++++ Record extracts

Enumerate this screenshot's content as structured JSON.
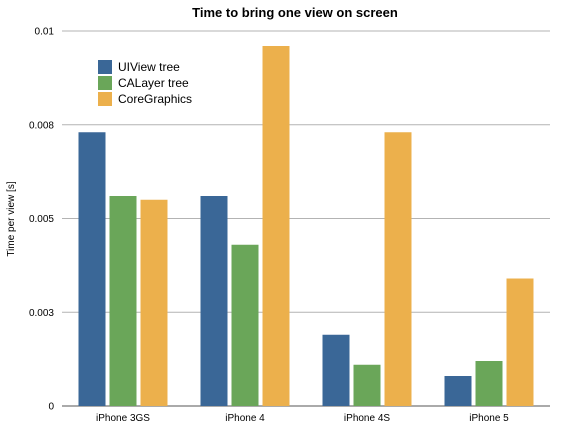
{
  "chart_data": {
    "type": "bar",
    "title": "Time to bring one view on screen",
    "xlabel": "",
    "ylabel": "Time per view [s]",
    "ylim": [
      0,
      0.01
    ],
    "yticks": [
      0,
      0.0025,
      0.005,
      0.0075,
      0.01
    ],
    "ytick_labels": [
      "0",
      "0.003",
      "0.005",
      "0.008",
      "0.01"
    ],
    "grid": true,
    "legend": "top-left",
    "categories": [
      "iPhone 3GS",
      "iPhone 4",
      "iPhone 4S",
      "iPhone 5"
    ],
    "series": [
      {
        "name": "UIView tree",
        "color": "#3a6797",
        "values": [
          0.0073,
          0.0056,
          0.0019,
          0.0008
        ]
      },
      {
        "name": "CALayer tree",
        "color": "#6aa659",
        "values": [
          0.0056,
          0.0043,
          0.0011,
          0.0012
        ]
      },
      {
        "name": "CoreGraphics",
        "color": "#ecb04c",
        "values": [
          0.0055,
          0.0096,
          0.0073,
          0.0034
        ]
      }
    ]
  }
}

++++++++

Aim of the task: All the lines above are to be reproduced exactly, except the pictures.

Full answer:
Enumerate this screenshot's content as structured JSON.
{
  "chart_data": {
    "type": "bar",
    "title": "Time to bring one view on screen",
    "xlabel": "",
    "ylabel": "Time per view [s]",
    "ylim": [
      0,
      0.01
    ],
    "yticks": [
      0,
      0.0025,
      0.005,
      0.0075,
      0.01
    ],
    "ytick_labels": [
      "0",
      "0.003",
      "0.005",
      "0.008",
      "0.01"
    ],
    "grid": true,
    "legend": "top-left",
    "categories": [
      "iPhone 3GS",
      "iPhone 4",
      "iPhone 4S",
      "iPhone 5"
    ],
    "series": [
      {
        "name": "UIView tree",
        "color": "#3a6797",
        "values": [
          0.0073,
          0.0056,
          0.0019,
          0.0008
        ]
      },
      {
        "name": "CALayer tree",
        "color": "#6aa659",
        "values": [
          0.0056,
          0.0043,
          0.0011,
          0.0012
        ]
      },
      {
        "name": "CoreGraphics",
        "color": "#ecb04c",
        "values": [
          0.0055,
          0.0096,
          0.0073,
          0.0034
        ]
      }
    ]
  }
}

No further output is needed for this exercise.